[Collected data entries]

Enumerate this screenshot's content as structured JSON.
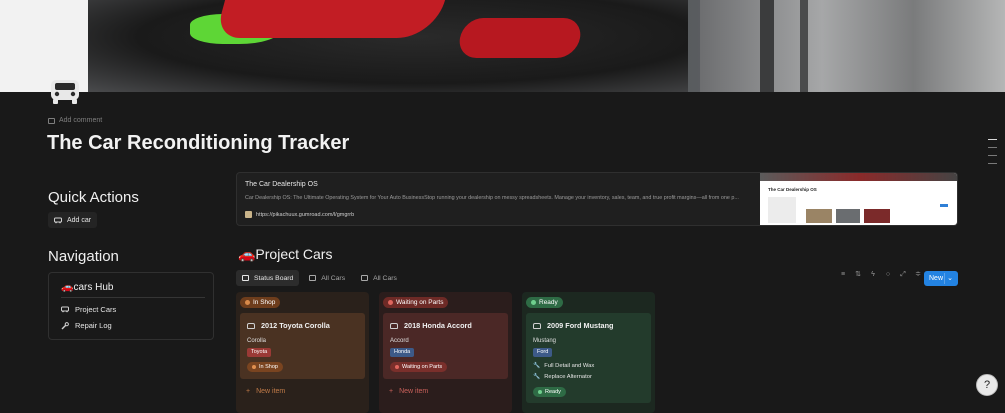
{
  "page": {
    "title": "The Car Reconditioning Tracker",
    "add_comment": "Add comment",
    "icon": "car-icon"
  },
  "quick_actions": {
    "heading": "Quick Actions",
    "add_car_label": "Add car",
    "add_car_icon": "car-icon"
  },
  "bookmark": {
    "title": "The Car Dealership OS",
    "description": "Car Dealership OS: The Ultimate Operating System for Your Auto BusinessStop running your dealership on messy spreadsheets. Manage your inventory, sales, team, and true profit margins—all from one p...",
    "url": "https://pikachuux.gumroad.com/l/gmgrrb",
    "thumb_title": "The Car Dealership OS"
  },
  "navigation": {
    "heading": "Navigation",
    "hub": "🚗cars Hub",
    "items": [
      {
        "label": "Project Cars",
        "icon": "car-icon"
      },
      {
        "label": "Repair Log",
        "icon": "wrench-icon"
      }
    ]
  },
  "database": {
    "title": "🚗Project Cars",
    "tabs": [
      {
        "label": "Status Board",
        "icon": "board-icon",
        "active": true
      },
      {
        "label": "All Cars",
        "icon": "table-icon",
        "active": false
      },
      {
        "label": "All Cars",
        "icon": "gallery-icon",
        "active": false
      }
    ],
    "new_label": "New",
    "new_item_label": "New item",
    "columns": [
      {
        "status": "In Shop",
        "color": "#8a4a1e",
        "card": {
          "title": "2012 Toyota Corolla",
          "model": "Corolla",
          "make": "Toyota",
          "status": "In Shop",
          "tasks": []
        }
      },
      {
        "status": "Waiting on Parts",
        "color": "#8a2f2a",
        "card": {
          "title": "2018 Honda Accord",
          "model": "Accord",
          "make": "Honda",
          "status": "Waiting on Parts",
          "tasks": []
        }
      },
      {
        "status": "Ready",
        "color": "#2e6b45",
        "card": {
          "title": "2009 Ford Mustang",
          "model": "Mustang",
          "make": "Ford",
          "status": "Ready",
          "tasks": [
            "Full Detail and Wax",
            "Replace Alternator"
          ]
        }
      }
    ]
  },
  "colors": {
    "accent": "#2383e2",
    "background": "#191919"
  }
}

### WRITTEN TASK
Return each line exactly as written. Any picture gets left out.

### THE ANSWER
Enumerate this screenshot's content as structured JSON.
{
  "page": {
    "title": "The Car Reconditioning Tracker",
    "add_comment": "Add comment",
    "icon": "car-icon"
  },
  "quick_actions": {
    "heading": "Quick Actions",
    "add_car_label": "Add car",
    "add_car_icon": "car-icon"
  },
  "bookmark": {
    "title": "The Car Dealership OS",
    "description": "Car Dealership OS: The Ultimate Operating System for Your Auto BusinessStop running your dealership on messy spreadsheets. Manage your inventory, sales, team, and true profit margins—all from one p...",
    "url": "https://pikachuux.gumroad.com/l/gmgrrb",
    "thumb_title": "The Car Dealership OS"
  },
  "navigation": {
    "heading": "Navigation",
    "hub": "🚗cars Hub",
    "items": [
      {
        "label": "Project Cars",
        "icon": "car-icon"
      },
      {
        "label": "Repair Log",
        "icon": "wrench-icon"
      }
    ]
  },
  "database": {
    "title": "🚗Project Cars",
    "tabs": [
      {
        "label": "Status Board",
        "icon": "board-icon",
        "active": true
      },
      {
        "label": "All Cars",
        "icon": "table-icon",
        "active": false
      },
      {
        "label": "All Cars",
        "icon": "gallery-icon",
        "active": false
      }
    ],
    "new_label": "New",
    "new_item_label": "New item",
    "columns": [
      {
        "status": "In Shop",
        "color": "#8a4a1e",
        "card": {
          "title": "2012 Toyota Corolla",
          "model": "Corolla",
          "make": "Toyota",
          "status": "In Shop",
          "tasks": []
        }
      },
      {
        "status": "Waiting on Parts",
        "color": "#8a2f2a",
        "card": {
          "title": "2018 Honda Accord",
          "model": "Accord",
          "make": "Honda",
          "status": "Waiting on Parts",
          "tasks": []
        }
      },
      {
        "status": "Ready",
        "color": "#2e6b45",
        "card": {
          "title": "2009 Ford Mustang",
          "model": "Mustang",
          "make": "Ford",
          "status": "Ready",
          "tasks": [
            "Full Detail and Wax",
            "Replace Alternator"
          ]
        }
      }
    ]
  },
  "colors": {
    "accent": "#2383e2",
    "background": "#191919"
  }
}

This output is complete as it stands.